[Begin Records provided]
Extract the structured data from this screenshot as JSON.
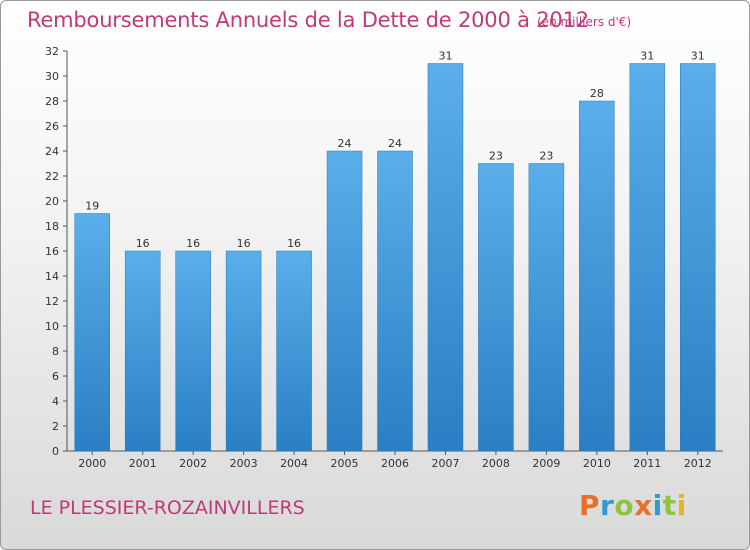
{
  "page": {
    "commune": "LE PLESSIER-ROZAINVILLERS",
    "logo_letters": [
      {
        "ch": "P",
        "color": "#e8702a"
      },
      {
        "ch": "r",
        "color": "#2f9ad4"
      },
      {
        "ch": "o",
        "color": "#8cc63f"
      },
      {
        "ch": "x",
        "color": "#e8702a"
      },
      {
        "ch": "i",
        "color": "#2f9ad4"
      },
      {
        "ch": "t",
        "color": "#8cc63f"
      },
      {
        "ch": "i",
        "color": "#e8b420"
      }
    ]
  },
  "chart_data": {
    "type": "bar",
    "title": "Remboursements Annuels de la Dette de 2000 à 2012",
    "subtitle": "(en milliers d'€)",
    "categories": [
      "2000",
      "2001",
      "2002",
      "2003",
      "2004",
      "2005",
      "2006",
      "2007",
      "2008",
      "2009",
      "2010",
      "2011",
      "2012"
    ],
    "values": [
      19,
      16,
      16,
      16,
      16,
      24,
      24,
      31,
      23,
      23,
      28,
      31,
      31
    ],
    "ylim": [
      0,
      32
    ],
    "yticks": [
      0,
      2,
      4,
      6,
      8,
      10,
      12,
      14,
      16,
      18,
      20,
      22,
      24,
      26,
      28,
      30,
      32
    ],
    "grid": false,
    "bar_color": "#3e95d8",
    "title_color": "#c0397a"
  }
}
[End Records provided]
● **What you will do**: Copy out all the data without changing anything, and drop the pictures.

● **Correct response**:
Extract the structured data from this screenshot as JSON.
{
  "page": {
    "commune": "LE PLESSIER-ROZAINVILLERS",
    "logo_letters": [
      {
        "ch": "P",
        "color": "#e8702a"
      },
      {
        "ch": "r",
        "color": "#2f9ad4"
      },
      {
        "ch": "o",
        "color": "#8cc63f"
      },
      {
        "ch": "x",
        "color": "#e8702a"
      },
      {
        "ch": "i",
        "color": "#2f9ad4"
      },
      {
        "ch": "t",
        "color": "#8cc63f"
      },
      {
        "ch": "i",
        "color": "#e8b420"
      }
    ]
  },
  "chart_data": {
    "type": "bar",
    "title": "Remboursements Annuels de la Dette de 2000 à 2012",
    "subtitle": "(en milliers d'€)",
    "categories": [
      "2000",
      "2001",
      "2002",
      "2003",
      "2004",
      "2005",
      "2006",
      "2007",
      "2008",
      "2009",
      "2010",
      "2011",
      "2012"
    ],
    "values": [
      19,
      16,
      16,
      16,
      16,
      24,
      24,
      31,
      23,
      23,
      28,
      31,
      31
    ],
    "ylim": [
      0,
      32
    ],
    "yticks": [
      0,
      2,
      4,
      6,
      8,
      10,
      12,
      14,
      16,
      18,
      20,
      22,
      24,
      26,
      28,
      30,
      32
    ],
    "grid": false,
    "bar_color": "#3e95d8",
    "title_color": "#c0397a"
  }
}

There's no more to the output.